Task
Can you copy the lines from the one that contains "What's the underlying" through the end of the material below, exactly and with nothing else?

Stored data:
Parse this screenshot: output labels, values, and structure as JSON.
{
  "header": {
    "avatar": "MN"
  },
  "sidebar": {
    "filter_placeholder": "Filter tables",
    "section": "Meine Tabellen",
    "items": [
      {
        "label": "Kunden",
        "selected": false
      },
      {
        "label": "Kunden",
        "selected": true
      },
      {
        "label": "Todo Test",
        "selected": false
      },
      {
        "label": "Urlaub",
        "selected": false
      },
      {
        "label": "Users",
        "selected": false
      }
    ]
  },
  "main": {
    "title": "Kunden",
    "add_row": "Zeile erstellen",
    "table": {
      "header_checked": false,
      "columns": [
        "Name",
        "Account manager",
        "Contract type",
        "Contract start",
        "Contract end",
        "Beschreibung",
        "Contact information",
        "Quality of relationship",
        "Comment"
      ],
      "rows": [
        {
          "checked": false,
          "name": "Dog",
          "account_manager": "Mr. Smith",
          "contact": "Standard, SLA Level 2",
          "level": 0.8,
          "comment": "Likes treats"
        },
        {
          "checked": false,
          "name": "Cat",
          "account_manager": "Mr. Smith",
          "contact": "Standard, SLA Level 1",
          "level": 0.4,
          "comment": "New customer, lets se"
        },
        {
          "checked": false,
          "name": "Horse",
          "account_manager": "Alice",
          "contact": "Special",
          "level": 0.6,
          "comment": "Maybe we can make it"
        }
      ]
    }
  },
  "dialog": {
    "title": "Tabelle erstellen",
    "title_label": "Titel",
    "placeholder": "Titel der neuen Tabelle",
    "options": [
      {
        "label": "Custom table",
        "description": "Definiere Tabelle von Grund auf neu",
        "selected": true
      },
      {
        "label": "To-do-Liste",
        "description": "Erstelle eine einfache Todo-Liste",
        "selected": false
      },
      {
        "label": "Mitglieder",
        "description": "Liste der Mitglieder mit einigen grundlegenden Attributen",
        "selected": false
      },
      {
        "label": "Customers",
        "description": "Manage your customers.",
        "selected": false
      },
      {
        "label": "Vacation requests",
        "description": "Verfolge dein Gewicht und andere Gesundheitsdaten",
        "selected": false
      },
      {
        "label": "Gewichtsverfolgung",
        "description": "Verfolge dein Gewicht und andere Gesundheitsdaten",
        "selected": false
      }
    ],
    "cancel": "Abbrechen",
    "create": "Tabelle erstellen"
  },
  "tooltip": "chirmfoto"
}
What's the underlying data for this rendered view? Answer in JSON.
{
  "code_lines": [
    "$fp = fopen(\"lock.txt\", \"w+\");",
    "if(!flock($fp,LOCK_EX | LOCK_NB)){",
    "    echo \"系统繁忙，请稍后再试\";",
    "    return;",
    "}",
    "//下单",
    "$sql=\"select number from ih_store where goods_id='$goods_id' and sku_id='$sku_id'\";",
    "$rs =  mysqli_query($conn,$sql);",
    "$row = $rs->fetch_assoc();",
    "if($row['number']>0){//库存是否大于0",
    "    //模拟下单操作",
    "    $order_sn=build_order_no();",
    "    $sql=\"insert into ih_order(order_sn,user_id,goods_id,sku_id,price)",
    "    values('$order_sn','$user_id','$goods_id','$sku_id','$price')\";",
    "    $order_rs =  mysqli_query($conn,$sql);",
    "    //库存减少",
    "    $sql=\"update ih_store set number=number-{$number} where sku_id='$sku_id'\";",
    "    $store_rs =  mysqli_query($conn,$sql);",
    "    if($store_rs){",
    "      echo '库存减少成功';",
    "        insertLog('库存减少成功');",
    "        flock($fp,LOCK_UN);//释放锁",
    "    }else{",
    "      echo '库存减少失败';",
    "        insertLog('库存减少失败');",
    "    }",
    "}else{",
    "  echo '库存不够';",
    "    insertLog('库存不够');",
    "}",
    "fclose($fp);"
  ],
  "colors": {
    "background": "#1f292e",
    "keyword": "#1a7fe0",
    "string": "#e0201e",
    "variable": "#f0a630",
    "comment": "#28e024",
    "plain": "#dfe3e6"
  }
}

Complete answer
What's the underlying data for this rendered view? Answer in JSON.
{
  "code_lines": [
    "$fp = fopen(\"lock.txt\", \"w+\");",
    "if(!flock($fp,LOCK_EX | LOCK_NB)){",
    "    echo \"系统繁忙，请稍后再试\";",
    "    return;",
    "}",
    "//下单",
    "$sql=\"select number from ih_store where goods_id='$goods_id' and sku_id='$sku_id'\";",
    "$rs =  mysqli_query($conn,$sql);",
    "$row = $rs->fetch_assoc();",
    "if($row['number']>0){//库存是否大于0",
    "    //模拟下单操作",
    "    $order_sn=build_order_no();",
    "    $sql=\"insert into ih_order(order_sn,user_id,goods_id,sku_id,price)",
    "    values('$order_sn','$user_id','$goods_id','$sku_id','$price')\";",
    "    $order_rs =  mysqli_query($conn,$sql);",
    "    //库存减少",
    "    $sql=\"update ih_store set number=number-{$number} where sku_id='$sku_id'\";",
    "    $store_rs =  mysqli_query($conn,$sql);",
    "    if($store_rs){",
    "      echo '库存减少成功';",
    "        insertLog('库存减少成功');",
    "        flock($fp,LOCK_UN);//释放锁",
    "    }else{",
    "      echo '库存减少失败';",
    "        insertLog('库存减少失败');",
    "    }",
    "}else{",
    "  echo '库存不够';",
    "    insertLog('库存不够');",
    "}",
    "fclose($fp);"
  ],
  "colors": {
    "background": "#1f292e",
    "keyword": "#1a7fe0",
    "string": "#e0201e",
    "variable": "#f0a630",
    "comment": "#28e024",
    "plain": "#dfe3e6"
  }
}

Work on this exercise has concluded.